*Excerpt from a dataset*
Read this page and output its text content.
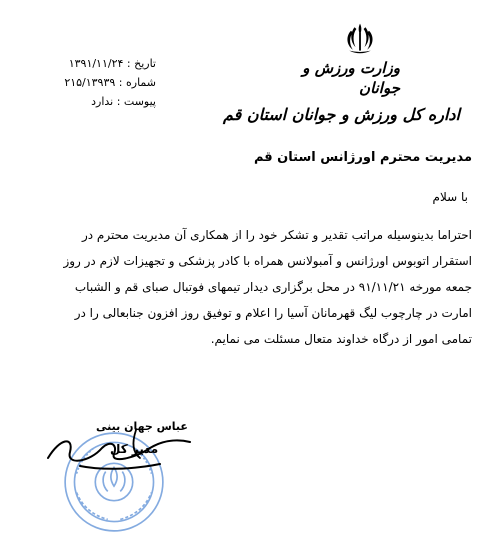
وزارت ورزش و جوانان
اداره کل ورزش و جوانان استان قم
تاریخ : ۱۳۹۱/۱۱/۲۴
شماره : ۲۱۵/۱۳۹۳۹
پیوست : ندارد
مدیریت محترم اورژانس استان قم
با سلام
احتراما بدینوسیله مراتب تقدیر و تشکر خود را از همکاری آن مدیریت محترم در
استقرار اتوبوس اورژانس و آمبولانس همراه با کادر پزشکی و تجهیزات لازم در روز
جمعه مورخه ۹۱/۱۱/۲۱ در محل برگزاری دیدار تیمهای فوتبال صبای قم و الشباب
امارت در چارچوب لیگ قهرمانان آسیا را اعلام و توفیق روز افزون جنابعالی را در
تمامی امور از درگاه خداوند متعال مسئلت می نمایم.
عباس جهان بینی
مدیر کل
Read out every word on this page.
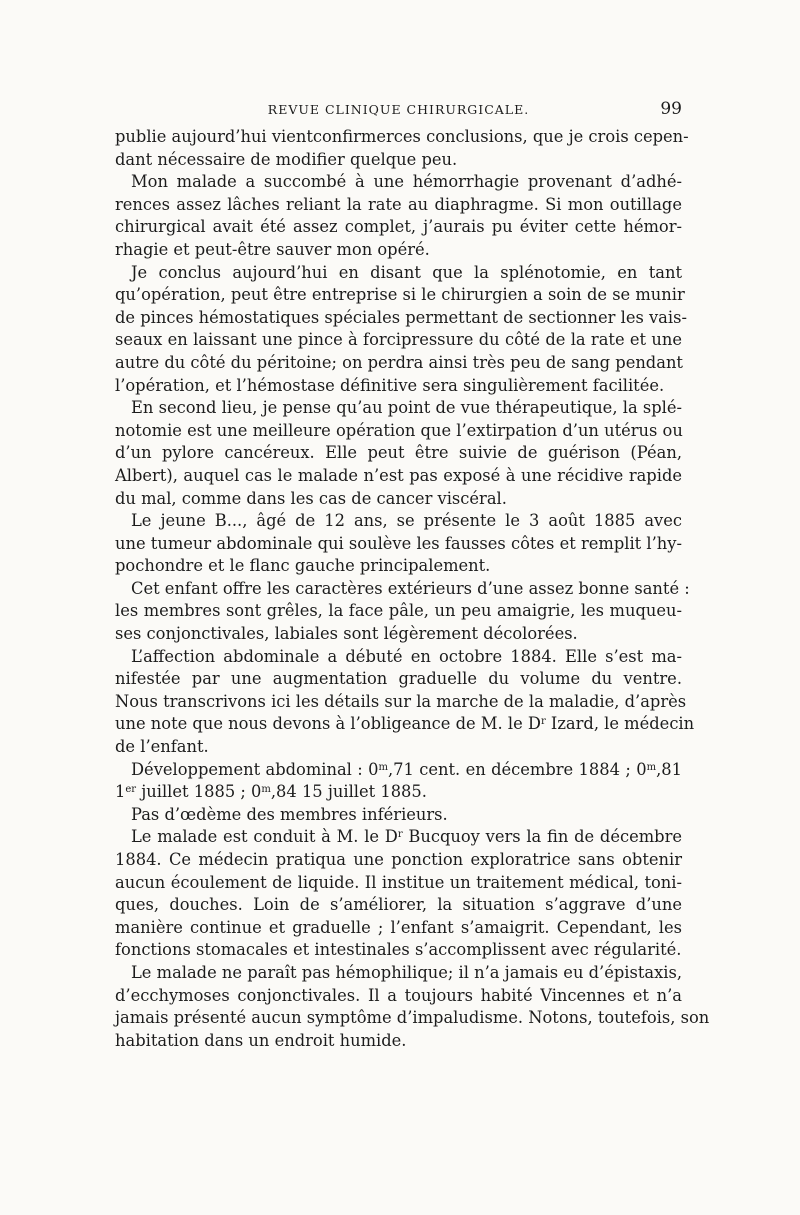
REVUE CLINIQUE CHIRURGICALE.	99
publie aujourd’hui vientconfirmerces conclusions, que je crois cepen-
dant nécessaire de modifier quelque peu.
Mon malade a succombé à une hémorrhagie provenant d’adhé-
rences assez lâches reliant la rate au diaphragme. Si mon outillage
chirurgical avait été assez complet, j’aurais pu éviter cette hémor-
rhagie et peut-être sauver mon opéré.
Je conclus aujourd’hui en disant que la splénotomie, en tant
qu’opération, peut être entreprise si le chirurgien a soin de se munir
de pinces hémostatiques spéciales permettant de sectionner les vais-
seaux en laissant une pince à forcipressure du côté de la rate et une
autre du côté du péritoine; on perdra ainsi très peu de sang pendant
l’opération, et l’hémostase définitive sera singulièrement facilitée.
En second lieu, je pense qu’au point de vue thérapeutique, la splé-
notomie est une meilleure opération que l’extirpation d’un utérus ou
d’un pylore cancéreux. Elle peut être suivie de guérison (Péan,
Albert), auquel cas le malade n’est pas exposé à une récidive rapide
du mal, comme dans les cas de cancer viscéral.
Le jeune B..., âgé de 12 ans, se présente le 3 août 1885 avec
une tumeur abdominale qui soulève les fausses côtes et remplit l’hy-
pochondre et le flanc gauche principalement.
Cet enfant offre les caractères extérieurs d’une assez bonne santé :
les membres sont grêles, la face pâle, un peu amaigrie, les muqueu-
ses conjonctivales, labiales sont légèrement décolorées.
L’affection abdominale a débuté en octobre 1884. Elle s’est ma-
nifestée par une augmentation graduelle du volume du ventre.
Nous transcrivons ici les détails sur la marche de la maladie, d’après
une note que nous devons à l’obligeance de M. le $D^r$ Izard, le médecin
de l’enfant.
Développement abdominal : 0$^m$,71 cent. en décembre 1884 ; 0$^m$,81
1er juillet 1885 ; 0$^m$,84 15 juillet 1885.
Pas d’œdème des membres inférieurs.
Le malade est conduit à M. le $D^r$ Bucquoy vers la fin de décembre
1884. Ce médecin pratiqua une ponction exploratrice sans obtenir
aucun écoulement de liquide. Il institue un traitement médical, toni-
ques, douches. Loin de s’améliorer, la situation s’aggrave d’une
manière continue et graduelle ; l’enfant s’amaigrit. Cependant, les
fonctions stomacales et intestinales s’accomplissent avec régularité.
Le malade ne paraît pas hémophilique; il n’a jamais eu d’épistaxis,
d’ecchymoses conjonctivales. Il a toujours habité Vincennes et n’a
jamais présenté aucun symptôme d’impaludisme. Notons, toutefois, son
habitation dans un endroit humide.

*Required task*
Write out all the entries exactly, except for the pictures.

*Task output*
Read this page and output its text content.
وزارت ورزش و جوانان
اداره کل ورزش و جوانان استان قم
تاریخ : ۱۳۹۱/۱۱/۲۴
شماره : ۲۱۵/۱۳۹۳۹
پیوست : ندارد
مدیریت محترم اورژانس استان قم
با سلام
احتراما بدینوسیله مراتب تقدیر و تشکر خود را از همکاری آن مدیریت محترم در
استقرار اتوبوس اورژانس و آمبولانس همراه با کادر پزشکی و تجهیزات لازم در روز
جمعه مورخه ۹۱/۱۱/۲۱ در محل برگزاری دیدار تیمهای فوتبال صبای قم و الشباب
امارت در چارچوب لیگ قهرمانان آسیا را اعلام و توفیق روز افزون جنابعالی را در
تمامی امور از درگاه خداوند متعال مسئلت می نمایم.
عباس جهان بینی
مدیر کل
Read out every word on this page.
REVUE CLINIQUE CHIRURGICALE.	99
publie aujourd’hui vientconfirmerces conclusions, que je crois cepen-
dant nécessaire de modifier quelque peu.
Mon malade a succombé à une hémorrhagie provenant d’adhé-
rences assez lâches reliant la rate au diaphragme. Si mon outillage
chirurgical avait été assez complet, j’aurais pu éviter cette hémor-
rhagie et peut-être sauver mon opéré.
Je conclus aujourd’hui en disant que la splénotomie, en tant
qu’opération, peut être entreprise si le chirurgien a soin de se munir
de pinces hémostatiques spéciales permettant de sectionner les vais-
seaux en laissant une pince à forcipressure du côté de la rate et une
autre du côté du péritoine; on perdra ainsi très peu de sang pendant
l’opération, et l’hémostase définitive sera singulièrement facilitée.
En second lieu, je pense qu’au point de vue thérapeutique, la splé-
notomie est une meilleure opération que l’extirpation d’un utérus ou
d’un pylore cancéreux. Elle peut être suivie de guérison (Péan,
Albert), auquel cas le malade n’est pas exposé à une récidive rapide
du mal, comme dans les cas de cancer viscéral.
Le jeune B..., âgé de 12 ans, se présente le 3 août 1885 avec
une tumeur abdominale qui soulève les fausses côtes et remplit l’hy-
pochondre et le flanc gauche principalement.
Cet enfant offre les caractères extérieurs d’une assez bonne santé :
les membres sont grêles, la face pâle, un peu amaigrie, les muqueu-
ses conjonctivales, labiales sont légèrement décolorées.
L’affection abdominale a débuté en octobre 1884. Elle s’est ma-
nifestée par une augmentation graduelle du volume du ventre.
Nous transcrivons ici les détails sur la marche de la maladie, d’après
une note que nous devons à l’obligeance de M. le $D^r$ Izard, le médecin
de l’enfant.
Développement abdominal : 0$^m$,71 cent. en décembre 1884 ; 0$^m$,81
1er juillet 1885 ; 0$^m$,84 15 juillet 1885.
Pas d’œdème des membres inférieurs.
Le malade est conduit à M. le $D^r$ Bucquoy vers la fin de décembre
1884. Ce médecin pratiqua une ponction exploratrice sans obtenir
aucun écoulement de liquide. Il institue un traitement médical, toni-
ques, douches. Loin de s’améliorer, la situation s’aggrave d’une
manière continue et graduelle ; l’enfant s’amaigrit. Cependant, les
fonctions stomacales et intestinales s’accomplissent avec régularité.
Le malade ne paraît pas hémophilique; il n’a jamais eu d’épistaxis,
d’ecchymoses conjonctivales. Il a toujours habité Vincennes et n’a
jamais présenté aucun symptôme d’impaludisme. Notons, toutefois, son
habitation dans un endroit humide.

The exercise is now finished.